How to complete this task —
List every line below containing "levels".

** Opening Records for the task block **

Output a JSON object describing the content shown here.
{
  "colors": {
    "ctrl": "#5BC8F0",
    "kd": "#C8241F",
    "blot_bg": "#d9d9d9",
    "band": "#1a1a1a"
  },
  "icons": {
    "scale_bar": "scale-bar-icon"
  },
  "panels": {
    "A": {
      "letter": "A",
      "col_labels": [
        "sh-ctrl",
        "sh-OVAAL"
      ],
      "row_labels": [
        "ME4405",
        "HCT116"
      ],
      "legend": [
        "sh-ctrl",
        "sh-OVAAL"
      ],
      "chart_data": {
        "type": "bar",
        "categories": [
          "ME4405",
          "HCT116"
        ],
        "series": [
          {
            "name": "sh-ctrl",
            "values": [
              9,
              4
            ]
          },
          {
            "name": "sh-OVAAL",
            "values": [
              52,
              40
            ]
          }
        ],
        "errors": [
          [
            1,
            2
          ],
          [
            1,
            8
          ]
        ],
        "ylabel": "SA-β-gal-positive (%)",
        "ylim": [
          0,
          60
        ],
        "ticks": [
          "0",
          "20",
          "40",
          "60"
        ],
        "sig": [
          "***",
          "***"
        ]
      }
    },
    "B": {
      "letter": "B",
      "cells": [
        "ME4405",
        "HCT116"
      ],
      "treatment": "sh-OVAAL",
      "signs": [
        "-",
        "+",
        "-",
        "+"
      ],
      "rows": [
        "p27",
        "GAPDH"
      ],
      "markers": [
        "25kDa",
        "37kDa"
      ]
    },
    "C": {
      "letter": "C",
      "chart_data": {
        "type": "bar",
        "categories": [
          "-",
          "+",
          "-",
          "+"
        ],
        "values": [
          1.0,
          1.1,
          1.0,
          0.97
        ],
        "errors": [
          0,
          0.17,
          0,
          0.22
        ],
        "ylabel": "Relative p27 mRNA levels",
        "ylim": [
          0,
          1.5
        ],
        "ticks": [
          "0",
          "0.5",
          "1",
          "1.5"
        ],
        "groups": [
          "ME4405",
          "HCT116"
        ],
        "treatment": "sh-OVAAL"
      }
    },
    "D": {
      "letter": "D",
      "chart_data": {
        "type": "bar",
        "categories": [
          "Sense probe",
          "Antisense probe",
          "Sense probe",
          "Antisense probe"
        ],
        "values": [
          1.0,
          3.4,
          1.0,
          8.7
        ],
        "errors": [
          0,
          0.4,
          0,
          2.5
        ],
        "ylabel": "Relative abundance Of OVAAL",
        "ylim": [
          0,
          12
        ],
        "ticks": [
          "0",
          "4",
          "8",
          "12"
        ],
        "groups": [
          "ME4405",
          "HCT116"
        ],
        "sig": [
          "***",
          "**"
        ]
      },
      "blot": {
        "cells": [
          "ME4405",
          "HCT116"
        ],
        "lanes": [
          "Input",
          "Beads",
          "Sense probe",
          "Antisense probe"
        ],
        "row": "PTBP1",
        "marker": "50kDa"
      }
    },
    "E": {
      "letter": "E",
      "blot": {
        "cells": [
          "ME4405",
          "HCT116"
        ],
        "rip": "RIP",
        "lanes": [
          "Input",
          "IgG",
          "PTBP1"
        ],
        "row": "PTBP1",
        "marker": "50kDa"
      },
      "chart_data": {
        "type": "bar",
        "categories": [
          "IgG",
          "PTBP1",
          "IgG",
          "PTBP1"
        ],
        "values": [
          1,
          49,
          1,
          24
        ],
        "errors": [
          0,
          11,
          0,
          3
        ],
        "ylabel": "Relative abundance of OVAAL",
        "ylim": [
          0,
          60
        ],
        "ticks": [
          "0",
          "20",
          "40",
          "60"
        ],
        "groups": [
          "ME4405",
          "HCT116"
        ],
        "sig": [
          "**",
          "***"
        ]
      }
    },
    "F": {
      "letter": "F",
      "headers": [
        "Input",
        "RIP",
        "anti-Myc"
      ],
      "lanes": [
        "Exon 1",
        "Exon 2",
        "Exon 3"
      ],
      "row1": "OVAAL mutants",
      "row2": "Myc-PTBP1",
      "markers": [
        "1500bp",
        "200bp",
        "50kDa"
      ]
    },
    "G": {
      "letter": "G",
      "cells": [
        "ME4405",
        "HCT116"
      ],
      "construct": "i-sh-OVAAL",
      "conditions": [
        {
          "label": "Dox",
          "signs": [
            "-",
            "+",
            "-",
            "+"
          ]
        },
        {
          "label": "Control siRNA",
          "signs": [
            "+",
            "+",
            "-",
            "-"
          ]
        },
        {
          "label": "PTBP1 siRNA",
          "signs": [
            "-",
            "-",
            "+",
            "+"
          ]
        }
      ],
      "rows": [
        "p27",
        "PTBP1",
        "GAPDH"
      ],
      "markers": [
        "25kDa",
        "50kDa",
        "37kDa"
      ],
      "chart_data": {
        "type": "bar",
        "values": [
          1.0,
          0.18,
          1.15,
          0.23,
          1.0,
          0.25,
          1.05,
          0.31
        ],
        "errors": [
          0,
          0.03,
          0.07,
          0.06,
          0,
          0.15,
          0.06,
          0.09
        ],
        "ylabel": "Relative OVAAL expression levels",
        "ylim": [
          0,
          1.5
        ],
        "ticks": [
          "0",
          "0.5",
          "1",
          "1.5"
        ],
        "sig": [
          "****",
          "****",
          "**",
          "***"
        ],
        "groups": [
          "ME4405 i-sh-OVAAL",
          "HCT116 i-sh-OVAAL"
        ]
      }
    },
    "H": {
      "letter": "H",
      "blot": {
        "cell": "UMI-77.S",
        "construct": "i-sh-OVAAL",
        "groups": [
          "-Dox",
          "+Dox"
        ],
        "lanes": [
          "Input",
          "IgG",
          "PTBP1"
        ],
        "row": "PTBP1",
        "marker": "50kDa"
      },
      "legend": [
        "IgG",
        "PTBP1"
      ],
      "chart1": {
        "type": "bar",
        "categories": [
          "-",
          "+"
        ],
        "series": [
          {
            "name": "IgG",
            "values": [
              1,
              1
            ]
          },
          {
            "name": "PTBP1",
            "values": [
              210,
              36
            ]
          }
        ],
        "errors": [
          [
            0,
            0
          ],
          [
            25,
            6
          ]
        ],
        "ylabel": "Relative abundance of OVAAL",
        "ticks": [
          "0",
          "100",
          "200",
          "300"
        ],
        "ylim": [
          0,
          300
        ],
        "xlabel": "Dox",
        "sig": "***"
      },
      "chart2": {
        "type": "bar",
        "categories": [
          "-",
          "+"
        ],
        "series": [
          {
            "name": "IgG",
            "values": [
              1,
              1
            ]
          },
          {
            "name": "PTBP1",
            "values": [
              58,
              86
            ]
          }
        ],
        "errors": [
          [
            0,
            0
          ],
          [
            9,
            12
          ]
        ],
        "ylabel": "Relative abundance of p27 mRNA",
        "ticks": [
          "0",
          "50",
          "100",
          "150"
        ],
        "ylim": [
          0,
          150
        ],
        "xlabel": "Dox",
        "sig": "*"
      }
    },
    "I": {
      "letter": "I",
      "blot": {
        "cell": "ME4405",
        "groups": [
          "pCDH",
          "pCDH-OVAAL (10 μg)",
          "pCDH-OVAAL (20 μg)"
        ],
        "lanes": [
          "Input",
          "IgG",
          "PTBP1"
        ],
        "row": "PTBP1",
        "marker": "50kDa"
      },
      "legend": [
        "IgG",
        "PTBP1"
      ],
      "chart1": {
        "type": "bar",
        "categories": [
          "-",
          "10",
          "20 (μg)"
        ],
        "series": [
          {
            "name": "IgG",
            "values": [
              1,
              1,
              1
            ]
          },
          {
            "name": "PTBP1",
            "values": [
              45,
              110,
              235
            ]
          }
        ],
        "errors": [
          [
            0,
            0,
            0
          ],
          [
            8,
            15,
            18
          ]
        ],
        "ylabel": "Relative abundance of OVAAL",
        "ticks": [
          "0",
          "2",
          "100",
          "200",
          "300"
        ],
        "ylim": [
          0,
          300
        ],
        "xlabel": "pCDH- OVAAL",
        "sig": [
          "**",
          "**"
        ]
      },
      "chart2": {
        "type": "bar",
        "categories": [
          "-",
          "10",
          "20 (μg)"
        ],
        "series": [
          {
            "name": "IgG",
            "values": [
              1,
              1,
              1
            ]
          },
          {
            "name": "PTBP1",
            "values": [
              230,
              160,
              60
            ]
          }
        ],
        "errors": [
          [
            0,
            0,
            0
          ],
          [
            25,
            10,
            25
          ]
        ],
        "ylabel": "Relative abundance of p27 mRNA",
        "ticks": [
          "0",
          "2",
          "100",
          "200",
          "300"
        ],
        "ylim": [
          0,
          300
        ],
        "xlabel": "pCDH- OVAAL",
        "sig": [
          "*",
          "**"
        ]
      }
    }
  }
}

** Closing Records for the task block **

Response area —
        "ylabel": "Relative p27 mRNA levels",
        "ylabel": "Relative OVAAL expression levels",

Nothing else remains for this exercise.